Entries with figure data
>>>

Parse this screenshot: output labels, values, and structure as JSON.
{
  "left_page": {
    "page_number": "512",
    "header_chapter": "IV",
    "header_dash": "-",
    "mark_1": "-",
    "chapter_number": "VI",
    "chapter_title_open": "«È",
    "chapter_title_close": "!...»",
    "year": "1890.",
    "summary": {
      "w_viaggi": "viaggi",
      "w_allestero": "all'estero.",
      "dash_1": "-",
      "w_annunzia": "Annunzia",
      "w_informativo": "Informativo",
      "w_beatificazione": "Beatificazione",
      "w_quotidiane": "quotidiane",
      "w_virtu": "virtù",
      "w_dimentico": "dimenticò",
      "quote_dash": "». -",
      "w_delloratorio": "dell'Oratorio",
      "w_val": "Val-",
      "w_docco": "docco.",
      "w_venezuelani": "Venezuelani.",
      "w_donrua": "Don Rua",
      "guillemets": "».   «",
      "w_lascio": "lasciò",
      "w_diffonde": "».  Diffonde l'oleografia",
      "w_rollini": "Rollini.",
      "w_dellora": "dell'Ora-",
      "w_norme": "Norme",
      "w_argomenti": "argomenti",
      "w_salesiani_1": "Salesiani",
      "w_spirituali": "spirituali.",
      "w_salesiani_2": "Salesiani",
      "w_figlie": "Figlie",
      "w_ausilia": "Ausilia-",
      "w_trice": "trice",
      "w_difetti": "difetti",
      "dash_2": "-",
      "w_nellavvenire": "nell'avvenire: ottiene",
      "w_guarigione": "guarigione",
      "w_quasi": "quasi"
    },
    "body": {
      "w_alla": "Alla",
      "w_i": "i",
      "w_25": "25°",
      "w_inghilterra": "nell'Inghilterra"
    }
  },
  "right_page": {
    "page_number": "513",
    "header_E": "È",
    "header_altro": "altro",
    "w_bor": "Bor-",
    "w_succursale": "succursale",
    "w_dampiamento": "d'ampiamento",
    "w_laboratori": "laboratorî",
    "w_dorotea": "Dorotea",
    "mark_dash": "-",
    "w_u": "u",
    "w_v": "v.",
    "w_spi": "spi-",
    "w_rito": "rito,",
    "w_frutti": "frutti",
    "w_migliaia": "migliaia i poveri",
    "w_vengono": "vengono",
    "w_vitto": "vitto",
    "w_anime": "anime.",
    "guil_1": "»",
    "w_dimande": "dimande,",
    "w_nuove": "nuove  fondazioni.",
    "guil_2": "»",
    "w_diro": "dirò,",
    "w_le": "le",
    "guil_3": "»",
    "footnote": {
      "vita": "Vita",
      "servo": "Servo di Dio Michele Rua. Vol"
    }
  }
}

<<<

STATED TASK >> List the lines of the entries that include "dell".

FULL ANSWER >>
      "w_delloratorio": "dell'Oratorio",
      "w_dellora": "dell'Ora-",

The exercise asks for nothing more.